:: Records to use ::

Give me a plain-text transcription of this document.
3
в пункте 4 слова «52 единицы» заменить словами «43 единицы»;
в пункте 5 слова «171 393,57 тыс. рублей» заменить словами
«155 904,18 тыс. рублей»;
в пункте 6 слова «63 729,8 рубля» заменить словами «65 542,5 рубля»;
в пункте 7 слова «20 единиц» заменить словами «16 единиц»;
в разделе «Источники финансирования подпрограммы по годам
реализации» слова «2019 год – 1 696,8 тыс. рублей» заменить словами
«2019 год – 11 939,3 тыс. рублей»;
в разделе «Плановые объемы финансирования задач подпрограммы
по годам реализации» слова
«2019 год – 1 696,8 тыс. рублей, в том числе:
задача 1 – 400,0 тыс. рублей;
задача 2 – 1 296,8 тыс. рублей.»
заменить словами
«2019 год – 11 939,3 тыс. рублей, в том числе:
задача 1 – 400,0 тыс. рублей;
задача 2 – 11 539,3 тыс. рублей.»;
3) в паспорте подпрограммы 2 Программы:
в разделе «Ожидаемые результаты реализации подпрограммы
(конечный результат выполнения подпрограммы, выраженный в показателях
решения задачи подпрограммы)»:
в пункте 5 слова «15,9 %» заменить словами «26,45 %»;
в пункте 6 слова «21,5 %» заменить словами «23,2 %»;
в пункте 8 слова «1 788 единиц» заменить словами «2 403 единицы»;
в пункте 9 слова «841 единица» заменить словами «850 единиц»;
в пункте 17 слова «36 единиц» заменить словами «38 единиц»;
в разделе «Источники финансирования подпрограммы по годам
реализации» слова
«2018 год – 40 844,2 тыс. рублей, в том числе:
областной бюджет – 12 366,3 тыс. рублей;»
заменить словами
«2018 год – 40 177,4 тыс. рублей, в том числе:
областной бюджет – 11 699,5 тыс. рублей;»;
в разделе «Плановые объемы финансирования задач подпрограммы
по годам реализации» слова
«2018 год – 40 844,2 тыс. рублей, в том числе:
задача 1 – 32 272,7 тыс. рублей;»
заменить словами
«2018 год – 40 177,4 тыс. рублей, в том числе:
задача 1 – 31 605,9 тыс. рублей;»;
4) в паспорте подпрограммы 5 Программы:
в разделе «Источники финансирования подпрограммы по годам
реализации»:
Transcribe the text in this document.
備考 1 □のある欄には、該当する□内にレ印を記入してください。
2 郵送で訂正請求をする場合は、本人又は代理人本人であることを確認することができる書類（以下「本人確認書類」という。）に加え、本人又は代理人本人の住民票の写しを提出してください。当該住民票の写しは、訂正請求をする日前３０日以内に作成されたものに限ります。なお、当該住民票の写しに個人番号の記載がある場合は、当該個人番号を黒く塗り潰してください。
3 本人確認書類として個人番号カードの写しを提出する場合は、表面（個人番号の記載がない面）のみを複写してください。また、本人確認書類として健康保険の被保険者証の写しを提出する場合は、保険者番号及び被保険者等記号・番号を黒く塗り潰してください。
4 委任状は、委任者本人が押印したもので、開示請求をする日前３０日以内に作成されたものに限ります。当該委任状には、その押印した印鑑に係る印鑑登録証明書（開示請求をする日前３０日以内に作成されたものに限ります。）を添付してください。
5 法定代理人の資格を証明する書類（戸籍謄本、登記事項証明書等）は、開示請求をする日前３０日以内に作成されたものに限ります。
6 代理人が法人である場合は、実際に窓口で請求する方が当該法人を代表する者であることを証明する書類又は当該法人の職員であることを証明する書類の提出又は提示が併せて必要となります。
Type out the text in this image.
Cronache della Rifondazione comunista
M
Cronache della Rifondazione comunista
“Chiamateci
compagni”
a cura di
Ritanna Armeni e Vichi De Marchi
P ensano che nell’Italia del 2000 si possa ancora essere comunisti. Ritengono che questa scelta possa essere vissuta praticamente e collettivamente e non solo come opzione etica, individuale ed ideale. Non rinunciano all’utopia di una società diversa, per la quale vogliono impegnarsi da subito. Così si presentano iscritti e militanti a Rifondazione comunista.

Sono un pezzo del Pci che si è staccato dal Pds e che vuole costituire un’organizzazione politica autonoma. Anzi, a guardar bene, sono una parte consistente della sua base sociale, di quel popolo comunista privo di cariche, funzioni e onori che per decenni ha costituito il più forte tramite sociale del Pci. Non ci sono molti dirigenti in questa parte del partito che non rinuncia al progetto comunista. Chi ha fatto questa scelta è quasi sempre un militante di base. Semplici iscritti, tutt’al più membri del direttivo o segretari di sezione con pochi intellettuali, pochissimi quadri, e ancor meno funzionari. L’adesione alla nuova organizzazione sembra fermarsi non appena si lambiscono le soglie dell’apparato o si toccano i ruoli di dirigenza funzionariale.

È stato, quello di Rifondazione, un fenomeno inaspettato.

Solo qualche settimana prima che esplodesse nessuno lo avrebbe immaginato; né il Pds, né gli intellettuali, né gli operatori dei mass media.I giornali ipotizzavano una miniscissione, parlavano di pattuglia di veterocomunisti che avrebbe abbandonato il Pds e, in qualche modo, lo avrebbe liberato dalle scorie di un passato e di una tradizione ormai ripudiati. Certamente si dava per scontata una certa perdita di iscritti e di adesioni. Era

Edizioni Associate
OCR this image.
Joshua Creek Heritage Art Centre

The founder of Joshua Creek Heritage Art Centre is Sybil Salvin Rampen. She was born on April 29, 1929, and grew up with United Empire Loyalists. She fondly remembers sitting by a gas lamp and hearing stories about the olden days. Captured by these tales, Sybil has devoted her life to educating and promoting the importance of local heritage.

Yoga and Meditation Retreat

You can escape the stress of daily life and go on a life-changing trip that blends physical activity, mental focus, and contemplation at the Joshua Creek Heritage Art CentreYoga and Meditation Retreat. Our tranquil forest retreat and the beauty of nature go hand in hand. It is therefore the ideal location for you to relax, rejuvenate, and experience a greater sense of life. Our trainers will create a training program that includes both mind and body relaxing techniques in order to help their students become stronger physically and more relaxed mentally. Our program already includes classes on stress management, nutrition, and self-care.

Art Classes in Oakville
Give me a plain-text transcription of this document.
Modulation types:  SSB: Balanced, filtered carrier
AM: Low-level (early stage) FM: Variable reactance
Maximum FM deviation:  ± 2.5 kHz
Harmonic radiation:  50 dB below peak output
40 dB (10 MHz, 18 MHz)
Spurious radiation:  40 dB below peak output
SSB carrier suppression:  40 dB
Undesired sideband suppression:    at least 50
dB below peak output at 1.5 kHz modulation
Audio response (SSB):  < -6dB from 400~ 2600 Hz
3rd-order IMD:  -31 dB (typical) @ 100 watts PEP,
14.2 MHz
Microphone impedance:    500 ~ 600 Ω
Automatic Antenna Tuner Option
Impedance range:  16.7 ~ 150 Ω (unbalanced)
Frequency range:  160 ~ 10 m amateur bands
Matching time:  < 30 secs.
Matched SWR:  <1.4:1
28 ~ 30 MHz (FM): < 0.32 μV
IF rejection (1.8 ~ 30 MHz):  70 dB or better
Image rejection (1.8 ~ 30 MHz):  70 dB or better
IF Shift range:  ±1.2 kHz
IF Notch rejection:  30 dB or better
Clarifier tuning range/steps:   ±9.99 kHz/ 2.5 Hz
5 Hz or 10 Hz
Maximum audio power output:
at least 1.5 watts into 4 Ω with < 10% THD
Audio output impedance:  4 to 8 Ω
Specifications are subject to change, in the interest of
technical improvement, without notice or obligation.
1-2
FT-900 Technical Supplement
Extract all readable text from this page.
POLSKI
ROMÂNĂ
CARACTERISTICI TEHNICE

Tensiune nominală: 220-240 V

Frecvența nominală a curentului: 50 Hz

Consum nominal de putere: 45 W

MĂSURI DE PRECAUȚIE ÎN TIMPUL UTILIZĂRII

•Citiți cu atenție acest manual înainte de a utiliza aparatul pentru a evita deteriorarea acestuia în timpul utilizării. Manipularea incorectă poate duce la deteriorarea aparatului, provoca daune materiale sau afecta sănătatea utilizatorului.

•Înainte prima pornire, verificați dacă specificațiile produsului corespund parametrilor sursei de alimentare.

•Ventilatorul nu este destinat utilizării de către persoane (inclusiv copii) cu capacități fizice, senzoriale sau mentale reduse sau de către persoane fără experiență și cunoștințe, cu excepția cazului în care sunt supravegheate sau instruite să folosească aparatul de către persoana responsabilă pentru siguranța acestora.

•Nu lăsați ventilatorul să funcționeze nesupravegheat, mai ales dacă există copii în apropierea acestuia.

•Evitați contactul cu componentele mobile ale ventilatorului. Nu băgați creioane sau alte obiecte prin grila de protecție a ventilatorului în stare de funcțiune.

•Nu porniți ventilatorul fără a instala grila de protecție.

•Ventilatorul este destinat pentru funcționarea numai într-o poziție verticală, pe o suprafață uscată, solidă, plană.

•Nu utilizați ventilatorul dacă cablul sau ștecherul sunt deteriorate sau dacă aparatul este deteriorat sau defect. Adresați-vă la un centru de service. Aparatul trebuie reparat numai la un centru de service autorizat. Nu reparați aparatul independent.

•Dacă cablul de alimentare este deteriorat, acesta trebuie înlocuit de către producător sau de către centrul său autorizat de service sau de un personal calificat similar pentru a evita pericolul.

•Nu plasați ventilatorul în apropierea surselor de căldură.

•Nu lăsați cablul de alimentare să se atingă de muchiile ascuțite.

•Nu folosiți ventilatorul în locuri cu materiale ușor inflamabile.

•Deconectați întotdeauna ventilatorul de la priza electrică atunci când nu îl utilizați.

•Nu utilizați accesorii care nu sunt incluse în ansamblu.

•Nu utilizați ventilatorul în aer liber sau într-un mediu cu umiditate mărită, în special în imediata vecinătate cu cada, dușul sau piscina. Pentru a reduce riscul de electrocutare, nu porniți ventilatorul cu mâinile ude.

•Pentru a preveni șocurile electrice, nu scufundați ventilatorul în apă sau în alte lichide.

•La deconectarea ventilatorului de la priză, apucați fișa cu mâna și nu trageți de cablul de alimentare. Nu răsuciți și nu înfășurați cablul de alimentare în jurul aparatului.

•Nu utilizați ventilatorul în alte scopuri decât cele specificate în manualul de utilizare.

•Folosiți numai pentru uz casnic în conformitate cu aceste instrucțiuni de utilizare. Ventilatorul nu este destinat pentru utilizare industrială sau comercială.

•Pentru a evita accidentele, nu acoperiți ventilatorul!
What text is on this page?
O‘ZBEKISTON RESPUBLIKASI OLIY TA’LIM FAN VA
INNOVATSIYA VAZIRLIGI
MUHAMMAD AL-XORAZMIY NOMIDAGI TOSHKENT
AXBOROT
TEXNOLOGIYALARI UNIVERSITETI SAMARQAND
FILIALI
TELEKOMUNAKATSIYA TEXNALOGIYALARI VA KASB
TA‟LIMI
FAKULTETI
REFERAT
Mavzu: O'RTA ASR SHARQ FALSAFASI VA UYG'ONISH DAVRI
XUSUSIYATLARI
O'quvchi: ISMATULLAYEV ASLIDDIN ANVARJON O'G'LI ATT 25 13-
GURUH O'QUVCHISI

:: Given problem ::
Report how many lines of the listing above include the word "Maximum". Say nothing but the number.

:: Response to the exercise ::
2